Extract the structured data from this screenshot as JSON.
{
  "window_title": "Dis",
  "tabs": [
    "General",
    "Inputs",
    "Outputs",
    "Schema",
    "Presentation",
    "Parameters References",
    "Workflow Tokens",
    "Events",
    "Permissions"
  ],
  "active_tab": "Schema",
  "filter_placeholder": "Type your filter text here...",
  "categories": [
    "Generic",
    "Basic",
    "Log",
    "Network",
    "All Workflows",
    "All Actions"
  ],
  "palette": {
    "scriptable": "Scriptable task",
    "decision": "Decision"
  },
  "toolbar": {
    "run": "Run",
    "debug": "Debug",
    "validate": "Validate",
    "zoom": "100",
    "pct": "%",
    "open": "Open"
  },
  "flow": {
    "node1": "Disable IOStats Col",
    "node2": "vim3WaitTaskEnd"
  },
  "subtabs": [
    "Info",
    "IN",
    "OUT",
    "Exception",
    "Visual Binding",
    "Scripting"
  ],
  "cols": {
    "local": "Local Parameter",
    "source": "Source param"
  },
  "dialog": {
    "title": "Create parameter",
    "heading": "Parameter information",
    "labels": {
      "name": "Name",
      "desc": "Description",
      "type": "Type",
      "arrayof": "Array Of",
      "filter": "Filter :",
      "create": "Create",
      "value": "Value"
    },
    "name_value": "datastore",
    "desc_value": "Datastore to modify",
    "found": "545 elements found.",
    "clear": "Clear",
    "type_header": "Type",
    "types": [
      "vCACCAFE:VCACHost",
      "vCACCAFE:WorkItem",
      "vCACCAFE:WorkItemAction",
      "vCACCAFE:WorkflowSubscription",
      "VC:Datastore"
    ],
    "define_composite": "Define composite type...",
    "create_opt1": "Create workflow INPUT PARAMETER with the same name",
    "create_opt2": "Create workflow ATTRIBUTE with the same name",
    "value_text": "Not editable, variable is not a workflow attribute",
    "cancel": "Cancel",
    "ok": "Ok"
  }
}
· · · · · · ·
## WHAT NEEDS TO BE DONE:
Repeat every line of the material exactly as given.

## OUTPUT FOR THIS EXERCISE:
Extract the structured data from this screenshot as JSON.
{
  "window_title": "Dis",
  "tabs": [
    "General",
    "Inputs",
    "Outputs",
    "Schema",
    "Presentation",
    "Parameters References",
    "Workflow Tokens",
    "Events",
    "Permissions"
  ],
  "active_tab": "Schema",
  "filter_placeholder": "Type your filter text here...",
  "categories": [
    "Generic",
    "Basic",
    "Log",
    "Network",
    "All Workflows",
    "All Actions"
  ],
  "palette": {
    "scriptable": "Scriptable task",
    "decision": "Decision"
  },
  "toolbar": {
    "run": "Run",
    "debug": "Debug",
    "validate": "Validate",
    "zoom": "100",
    "pct": "%",
    "open": "Open"
  },
  "flow": {
    "node1": "Disable IOStats Col",
    "node2": "vim3WaitTaskEnd"
  },
  "subtabs": [
    "Info",
    "IN",
    "OUT",
    "Exception",
    "Visual Binding",
    "Scripting"
  ],
  "cols": {
    "local": "Local Parameter",
    "source": "Source param"
  },
  "dialog": {
    "title": "Create parameter",
    "heading": "Parameter information",
    "labels": {
      "name": "Name",
      "desc": "Description",
      "type": "Type",
      "arrayof": "Array Of",
      "filter": "Filter :",
      "create": "Create",
      "value": "Value"
    },
    "name_value": "datastore",
    "desc_value": "Datastore to modify",
    "found": "545 elements found.",
    "clear": "Clear",
    "type_header": "Type",
    "types": [
      "vCACCAFE:VCACHost",
      "vCACCAFE:WorkItem",
      "vCACCAFE:WorkItemAction",
      "vCACCAFE:WorkflowSubscription",
      "VC:Datastore"
    ],
    "define_composite": "Define composite type...",
    "create_opt1": "Create workflow INPUT PARAMETER with the same name",
    "create_opt2": "Create workflow ATTRIBUTE with the same name",
    "value_text": "Not editable, variable is not a workflow attribute",
    "cancel": "Cancel",
    "ok": "Ok"
  }
}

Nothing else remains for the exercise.